**Aim**
Here are some records; quote them exactly, leaving out the pictures.

**Record list**

++++++++++

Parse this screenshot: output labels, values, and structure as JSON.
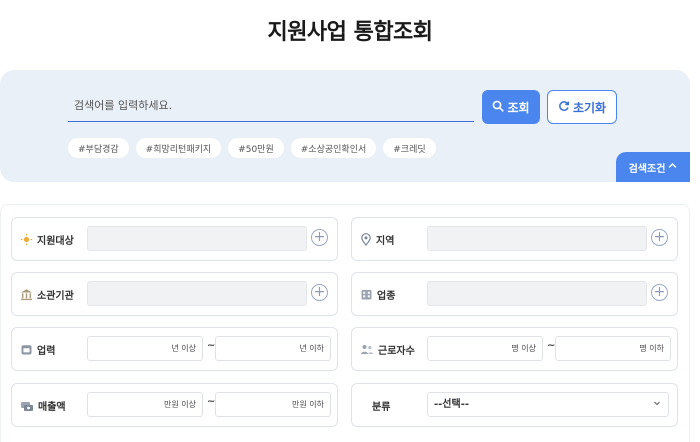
{
  "page": {
    "title": "지원사업 통합조회"
  },
  "search": {
    "placeholder": "검색어를 입력하세요.",
    "search_button": "조회",
    "reset_button": "초기화",
    "tags": [
      "#부담경감",
      "#희망리턴패키지",
      "#50만원",
      "#소상공인확인서",
      "#크레딧"
    ],
    "conditions_toggle": "검색조건"
  },
  "filters": {
    "support_target": {
      "label": "지원대상"
    },
    "region": {
      "label": "지역"
    },
    "agency": {
      "label": "소관기관"
    },
    "industry": {
      "label": "업종"
    },
    "business_years": {
      "label": "업력",
      "min_suffix": "년 이상",
      "max_suffix": "년 이하"
    },
    "employees": {
      "label": "근로자수",
      "min_suffix": "명 이상",
      "max_suffix": "명 이하"
    },
    "revenue": {
      "label": "매출액",
      "min_suffix": "만원 이상",
      "max_suffix": "만원 이하"
    },
    "category": {
      "label": "분류",
      "selected": "--선택--"
    },
    "range_separator": "~"
  },
  "colors": {
    "accent": "#4b86ee",
    "panel_bg": "#eaf0f7"
  },
  "icons": {
    "search": "search-icon",
    "reset": "refresh-icon",
    "chevron": "chevron-up-icon",
    "support_target": "sun-icon",
    "region": "location-pin-icon",
    "agency": "bank-icon",
    "industry": "building-icon",
    "business_years": "calendar-icon",
    "employees": "people-icon",
    "revenue": "money-icon",
    "plus": "plus-circle-icon"
  }
}
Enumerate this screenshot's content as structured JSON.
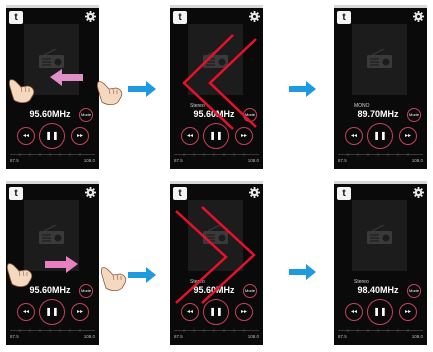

++++++++++

**Full solution**
Parse this screenshot: output labels, values, and structure as JSON.
{
  "page": {
    "title": "지원사업 통합조회"
  },
  "search": {
    "placeholder": "검색어를 입력하세요.",
    "search_button": "조회",
    "reset_button": "초기화",
    "tags": [
      "#부담경감",
      "#희망리턴패키지",
      "#50만원",
      "#소상공인확인서",
      "#크레딧"
    ],
    "conditions_toggle": "검색조건"
  },
  "filters": {
    "support_target": {
      "label": "지원대상"
    },
    "region": {
      "label": "지역"
    },
    "agency": {
      "label": "소관기관"
    },
    "industry": {
      "label": "업종"
    },
    "business_years": {
      "label": "업력",
      "min_suffix": "년 이상",
      "max_suffix": "년 이하"
    },
    "employees": {
      "label": "근로자수",
      "min_suffix": "명 이상",
      "max_suffix": "명 이하"
    },
    "revenue": {
      "label": "매출액",
      "min_suffix": "만원 이상",
      "max_suffix": "만원 이하"
    },
    "category": {
      "label": "분류",
      "selected": "--선택--"
    },
    "range_separator": "~"
  },
  "colors": {
    "accent": "#4b86ee",
    "panel_bg": "#eaf0f7"
  },
  "icons": {
    "search": "search-icon",
    "reset": "refresh-icon",
    "chevron": "chevron-up-icon",
    "support_target": "sun-icon",
    "region": "location-pin-icon",
    "agency": "bank-icon",
    "industry": "building-icon",
    "business_years": "calendar-icon",
    "employees": "people-icon",
    "revenue": "money-icon",
    "plus": "plus-circle-icon"
  }
}
Enumerate this screenshot's content as structured JSON.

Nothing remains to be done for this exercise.